** start of Available records **
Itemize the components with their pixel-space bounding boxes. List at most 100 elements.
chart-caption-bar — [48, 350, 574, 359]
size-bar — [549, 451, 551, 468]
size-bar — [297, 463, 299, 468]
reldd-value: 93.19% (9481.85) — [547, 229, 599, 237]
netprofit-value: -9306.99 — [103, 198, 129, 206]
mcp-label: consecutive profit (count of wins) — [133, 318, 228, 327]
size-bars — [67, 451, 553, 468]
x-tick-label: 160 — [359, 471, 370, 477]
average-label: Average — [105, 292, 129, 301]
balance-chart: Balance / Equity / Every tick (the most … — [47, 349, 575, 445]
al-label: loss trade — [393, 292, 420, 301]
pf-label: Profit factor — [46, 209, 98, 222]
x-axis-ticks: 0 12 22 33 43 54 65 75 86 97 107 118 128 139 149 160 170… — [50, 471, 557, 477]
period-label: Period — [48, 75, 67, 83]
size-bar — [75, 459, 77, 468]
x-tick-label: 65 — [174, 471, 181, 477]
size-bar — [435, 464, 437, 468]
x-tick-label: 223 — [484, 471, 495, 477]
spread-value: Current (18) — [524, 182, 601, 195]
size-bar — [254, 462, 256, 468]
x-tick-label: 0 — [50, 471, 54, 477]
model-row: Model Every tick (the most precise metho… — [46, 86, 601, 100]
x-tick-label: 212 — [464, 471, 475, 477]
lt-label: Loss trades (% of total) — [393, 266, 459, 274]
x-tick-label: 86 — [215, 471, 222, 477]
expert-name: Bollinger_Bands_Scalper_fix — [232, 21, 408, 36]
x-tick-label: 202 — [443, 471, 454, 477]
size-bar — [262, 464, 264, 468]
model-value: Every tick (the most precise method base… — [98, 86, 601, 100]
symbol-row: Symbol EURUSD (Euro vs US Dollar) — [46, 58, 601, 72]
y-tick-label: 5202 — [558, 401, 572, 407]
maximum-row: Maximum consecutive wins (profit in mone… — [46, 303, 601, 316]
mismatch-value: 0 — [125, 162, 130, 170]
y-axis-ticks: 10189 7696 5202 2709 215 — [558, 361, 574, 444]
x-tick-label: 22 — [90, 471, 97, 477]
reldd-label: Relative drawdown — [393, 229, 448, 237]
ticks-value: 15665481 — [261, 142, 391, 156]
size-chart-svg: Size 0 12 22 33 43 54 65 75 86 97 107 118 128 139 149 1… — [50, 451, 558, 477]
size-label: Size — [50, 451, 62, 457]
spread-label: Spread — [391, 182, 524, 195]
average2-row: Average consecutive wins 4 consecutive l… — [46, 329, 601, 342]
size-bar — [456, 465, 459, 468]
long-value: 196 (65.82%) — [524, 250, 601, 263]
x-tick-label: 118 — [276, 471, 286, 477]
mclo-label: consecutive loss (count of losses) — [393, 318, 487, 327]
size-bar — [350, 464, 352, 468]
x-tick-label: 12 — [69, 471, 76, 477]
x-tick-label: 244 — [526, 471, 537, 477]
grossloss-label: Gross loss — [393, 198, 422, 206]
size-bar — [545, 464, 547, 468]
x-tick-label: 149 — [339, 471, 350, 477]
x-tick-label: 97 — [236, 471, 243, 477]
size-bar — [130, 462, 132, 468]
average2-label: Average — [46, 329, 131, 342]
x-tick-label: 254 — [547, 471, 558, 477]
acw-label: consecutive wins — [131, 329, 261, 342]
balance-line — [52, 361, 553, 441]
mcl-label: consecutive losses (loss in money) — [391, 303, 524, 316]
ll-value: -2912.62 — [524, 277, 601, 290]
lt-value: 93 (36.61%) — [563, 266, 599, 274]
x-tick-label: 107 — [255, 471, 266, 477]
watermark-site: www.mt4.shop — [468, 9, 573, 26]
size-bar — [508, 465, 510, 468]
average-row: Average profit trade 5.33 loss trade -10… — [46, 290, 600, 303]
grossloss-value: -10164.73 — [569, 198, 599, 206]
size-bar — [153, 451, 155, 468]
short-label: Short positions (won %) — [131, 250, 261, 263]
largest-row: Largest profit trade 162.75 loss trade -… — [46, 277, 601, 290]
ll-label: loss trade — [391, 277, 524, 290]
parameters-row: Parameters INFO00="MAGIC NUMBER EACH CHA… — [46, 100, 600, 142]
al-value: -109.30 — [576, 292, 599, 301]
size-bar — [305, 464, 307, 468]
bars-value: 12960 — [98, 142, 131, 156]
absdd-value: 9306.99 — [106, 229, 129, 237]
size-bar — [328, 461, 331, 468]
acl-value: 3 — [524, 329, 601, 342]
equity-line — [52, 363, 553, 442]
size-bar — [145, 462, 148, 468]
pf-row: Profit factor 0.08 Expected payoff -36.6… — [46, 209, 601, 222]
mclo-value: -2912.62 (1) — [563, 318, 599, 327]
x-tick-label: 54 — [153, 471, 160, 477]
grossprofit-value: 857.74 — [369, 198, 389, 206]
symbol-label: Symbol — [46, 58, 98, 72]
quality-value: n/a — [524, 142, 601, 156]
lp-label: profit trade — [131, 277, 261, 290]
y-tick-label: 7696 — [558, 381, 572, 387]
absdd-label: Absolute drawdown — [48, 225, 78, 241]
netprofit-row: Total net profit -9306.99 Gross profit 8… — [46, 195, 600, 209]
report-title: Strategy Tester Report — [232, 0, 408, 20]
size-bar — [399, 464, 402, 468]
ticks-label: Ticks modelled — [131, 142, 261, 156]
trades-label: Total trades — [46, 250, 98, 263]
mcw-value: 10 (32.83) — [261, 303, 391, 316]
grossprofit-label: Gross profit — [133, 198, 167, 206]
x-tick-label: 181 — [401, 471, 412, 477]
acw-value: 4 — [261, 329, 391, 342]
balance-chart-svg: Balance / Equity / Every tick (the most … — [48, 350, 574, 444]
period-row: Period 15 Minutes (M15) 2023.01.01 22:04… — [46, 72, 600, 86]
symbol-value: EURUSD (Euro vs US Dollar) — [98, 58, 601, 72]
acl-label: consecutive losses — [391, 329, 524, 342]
** end of Available records **
• _Stated goal_: Recast the entries above as a numbered list, omitting any blank lines.

• _Output for this exercise_:
1. Itemize the components with their pixel-space bounding boxes. List at most 100 elements.
2. chart-caption-bar — [48, 350, 574, 359]
3. size-bar — [549, 451, 551, 468]
4. size-bar — [297, 463, 299, 468]
5. reldd-value: 93.19% (9481.85) — [547, 229, 599, 237]
6. netprofit-value: -9306.99 — [103, 198, 129, 206]
7. mcp-label: consecutive profit (count of wins) — [133, 318, 228, 327]
8. size-bars — [67, 451, 553, 468]
9. x-tick-label: 160 — [359, 471, 370, 477]
10. average-label: Average — [105, 292, 129, 301]
11. balance-chart: Balance / Equity / Every tick (the most … — [47, 349, 575, 445]
12. al-label: loss trade — [393, 292, 420, 301]
13. pf-label: Profit factor — [46, 209, 98, 222]
14. x-axis-ticks: 0 12 22 33 43 54 65 75 86 97 107 118 128 139 149 160 170… — [50, 471, 557, 477]
15. period-label: Period — [48, 75, 67, 83]
16. size-bar — [75, 459, 77, 468]
17. x-tick-label: 65 — [174, 471, 181, 477]
18. size-bar — [435, 464, 437, 468]
19. x-tick-label: 223 — [484, 471, 495, 477]
20. spread-value: Current (18) — [524, 182, 601, 195]
21. size-bar — [254, 462, 256, 468]
22. x-tick-label: 0 — [50, 471, 54, 477]
23. model-row: Model Every tick (the most precise metho… — [46, 86, 601, 100]
24. x-tick-label: 212 — [464, 471, 475, 477]
25. lt-label: Loss trades (% of total) — [393, 266, 459, 274]
26. x-tick-label: 86 — [215, 471, 222, 477]
27. expert-name: Bollinger_Bands_Scalper_fix — [232, 21, 408, 36]
28. x-tick-label: 202 — [443, 471, 454, 477]
29. size-bar — [262, 464, 264, 468]
30. model-value: Every tick (the most precise method base… — [98, 86, 601, 100]
31. symbol-row: Symbol EURUSD (Euro vs US Dollar) — [46, 58, 601, 72]
32. y-tick-label: 5202 — [558, 401, 572, 407]
33. maximum-row: Maximum consecutive wins (profit in mone… — [46, 303, 601, 316]
34. mismatch-value: 0 — [125, 162, 130, 170]
35. y-axis-ticks: 10189 7696 5202 2709 215 — [558, 361, 574, 444]
36. x-tick-label: 22 — [90, 471, 97, 477]
37. reldd-label: Relative drawdown — [393, 229, 448, 237]
38. ticks-value: 15665481 — [261, 142, 391, 156]
39. size-chart-svg: Size 0 12 22 33 43 54 65 75 86 97 107 118 128 139 149 1… — [50, 451, 558, 477]
40. size-label: Size — [50, 451, 62, 457]
41. spread-label: Spread — [391, 182, 524, 195]
42. average2-row: Average consecutive wins 4 consecutive l… — [46, 329, 601, 342]
43. size-bar — [456, 465, 459, 468]
44. long-value: 196 (65.82%) — [524, 250, 601, 263]
45. x-tick-label: 118 — [276, 471, 286, 477]
46. mclo-label: consecutive loss (count of losses) — [393, 318, 487, 327]
47. size-bar — [350, 464, 352, 468]
48. x-tick-label: 12 — [69, 471, 76, 477]
49. x-tick-label: 244 — [526, 471, 537, 477]
50. grossloss-label: Gross loss — [393, 198, 422, 206]
51. size-bar — [545, 464, 547, 468]
52. x-tick-label: 149 — [339, 471, 350, 477]
53. x-tick-label: 97 — [236, 471, 243, 477]
54. size-bar — [130, 462, 132, 468]
55. average2-label: Average — [46, 329, 131, 342]
56. x-tick-label: 254 — [547, 471, 558, 477]
57. acw-label: consecutive wins — [131, 329, 261, 342]
58. balance-line — [52, 361, 553, 441]
59. mcl-label: consecutive losses (loss in money) — [391, 303, 524, 316]
60. ll-value: -2912.62 — [524, 277, 601, 290]
61. lt-value: 93 (36.61%) — [563, 266, 599, 274]
62. x-tick-label: 107 — [255, 471, 266, 477]
63. watermark-site: www.mt4.shop — [468, 9, 573, 26]
64. size-bar — [508, 465, 510, 468]
65. average-row: Average profit trade 5.33 loss trade -10… — [46, 290, 600, 303]
66. grossloss-value: -10164.73 — [569, 198, 599, 206]
67. size-bar — [153, 451, 155, 468]
68. short-label: Short positions (won %) — [131, 250, 261, 263]
69. largest-row: Largest profit trade 162.75 loss trade -… — [46, 277, 601, 290]
70. ll-label: loss trade — [391, 277, 524, 290]
71. parameters-row: Parameters INFO00="MAGIC NUMBER EACH CHA… — [46, 100, 600, 142]
72. al-value: -109.30 — [576, 292, 599, 301]
73. size-bar — [305, 464, 307, 468]
74. bars-value: 12960 — [98, 142, 131, 156]
75. absdd-value: 9306.99 — [106, 229, 129, 237]
76. size-bar — [328, 461, 331, 468]
77. acl-value: 3 — [524, 329, 601, 342]
78. equity-line — [52, 363, 553, 442]
79. size-bar — [145, 462, 148, 468]
80. pf-row: Profit factor 0.08 Expected payoff -36.6… — [46, 209, 601, 222]
81. mclo-value: -2912.62 (1) — [563, 318, 599, 327]
82. x-tick-label: 54 — [153, 471, 160, 477]
83. grossprofit-value: 857.74 — [369, 198, 389, 206]
84. symbol-label: Symbol — [46, 58, 98, 72]
85. quality-value: n/a — [524, 142, 601, 156]
86. lp-label: profit trade — [131, 277, 261, 290]
87. y-tick-label: 7696 — [558, 381, 572, 387]
88. absdd-label: Absolute drawdown — [48, 225, 78, 241]
89. netprofit-row: Total net profit -9306.99 Gross profit 8… — [46, 195, 600, 209]
90. report-title: Strategy Tester Report — [232, 0, 408, 20]
91. size-bar — [399, 464, 402, 468]
92. ticks-label: Ticks modelled — [131, 142, 261, 156]
93. trades-label: Total trades — [46, 250, 98, 263]
94. mcw-value: 10 (32.83) — [261, 303, 391, 316]
95. grossprofit-label: Gross profit — [133, 198, 167, 206]
96. x-tick-label: 181 — [401, 471, 412, 477]
97. acw-value: 4 — [261, 329, 391, 342]
98. balance-chart-svg: Balance / Equity / Every tick (the most … — [48, 350, 574, 444]
99. period-row: Period 15 Minutes (M15) 2023.01.01 22:04… — [46, 72, 600, 86]
100. symbol-value: EURUSD (Euro vs US Dollar) — [98, 58, 601, 72]
101. acl-label: consecutive losses — [391, 329, 524, 342]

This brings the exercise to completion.